* What needs to be done
In the section on semantically-lossless URL normalizations, when does the normalizer apply its default set of normalizations?

* Extract
Semantically-Lossless Normalizations¶
There is a set of normalizations that do not change the semantics of a URL. These are defined as
Normalizer::PRESERVING_NORMALIZATIONS
. The normalizer applies this set of normalizations if no specific
normalizations are requested.
- capitalize percent encoding
- decode unreserved characters
- convert empty http path
- remove default file host
- remove port host
- remove path dot segments
- convert host unicode to punycode
<?php
use webignition\Url\Normalizer;
use webignition\Url\Url;
$url = new Url('http//♥.example.com:80/p%61th/../?option=%3f');
$normalizedUrl = Normalizer::normalize($url);
(string) $normalizedUrl;
// "http//xn--g6h.example.com:80/path/?option=%3F"
The Normalizer::PRESERVING_NORMALIZATIONS
flag can be used in conjunction with additional normalizations.

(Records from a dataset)
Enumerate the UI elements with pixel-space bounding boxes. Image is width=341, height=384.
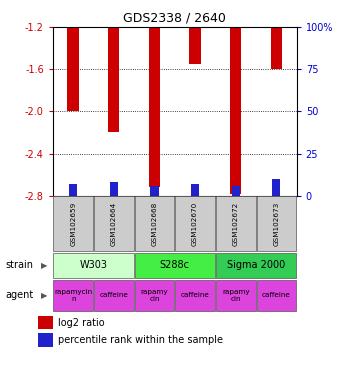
- Text: rapamycin
n: rapamycin n: [54, 289, 92, 302]
- Bar: [271, 27, 282, 69]
- Bar: [272, 179, 280, 196]
- Text: GSM102668: GSM102668: [151, 202, 158, 246]
- Text: caffeine: caffeine: [99, 293, 128, 298]
- Text: caffeine: caffeine: [262, 293, 291, 298]
- Text: GSM102672: GSM102672: [233, 202, 239, 246]
- Bar: [175, 196, 215, 251]
- Bar: [256, 196, 296, 251]
- Bar: [53, 253, 134, 278]
- Bar: [232, 186, 240, 196]
- Text: GSM102673: GSM102673: [273, 202, 279, 246]
- Bar: [110, 182, 118, 196]
- Bar: [191, 184, 199, 196]
- Bar: [216, 280, 255, 311]
- Text: GSM102664: GSM102664: [111, 202, 117, 246]
- Text: caffeine: caffeine: [181, 293, 209, 298]
- Text: rapamy
cin: rapamy cin: [222, 289, 250, 302]
- Bar: [69, 184, 77, 196]
- Bar: [135, 280, 174, 311]
- Text: agent: agent: [5, 290, 33, 301]
- Bar: [150, 186, 159, 196]
- Bar: [39, 333, 53, 347]
- Bar: [175, 280, 215, 311]
- Text: W303: W303: [79, 260, 107, 270]
- Bar: [53, 280, 93, 311]
- Bar: [68, 27, 79, 111]
- Text: GSM102670: GSM102670: [192, 202, 198, 246]
- Text: rapamy
cin: rapamy cin: [140, 289, 168, 302]
- Text: ▶: ▶: [41, 261, 48, 270]
- Title: GDS2338 / 2640: GDS2338 / 2640: [123, 11, 226, 24]
- Bar: [108, 27, 119, 132]
- Bar: [135, 196, 174, 251]
- Bar: [189, 27, 201, 64]
- Text: GSM102659: GSM102659: [70, 202, 76, 246]
- Text: S288c: S288c: [160, 260, 190, 270]
- Text: ▶: ▶: [41, 291, 48, 300]
- Bar: [53, 196, 93, 251]
- Bar: [216, 196, 255, 251]
- Bar: [256, 280, 296, 311]
- Text: log2 ratio: log2 ratio: [58, 318, 105, 328]
- Bar: [39, 316, 53, 329]
- Bar: [94, 196, 134, 251]
- Bar: [149, 27, 160, 187]
- Bar: [230, 27, 241, 194]
- Bar: [216, 253, 296, 278]
- Text: percentile rank within the sample: percentile rank within the sample: [58, 335, 223, 345]
- Bar: [135, 253, 215, 278]
- Bar: [94, 280, 134, 311]
- Text: Sigma 2000: Sigma 2000: [227, 260, 285, 270]
- Text: strain: strain: [5, 260, 33, 270]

* Problem solution
When no specific normalizations are requested.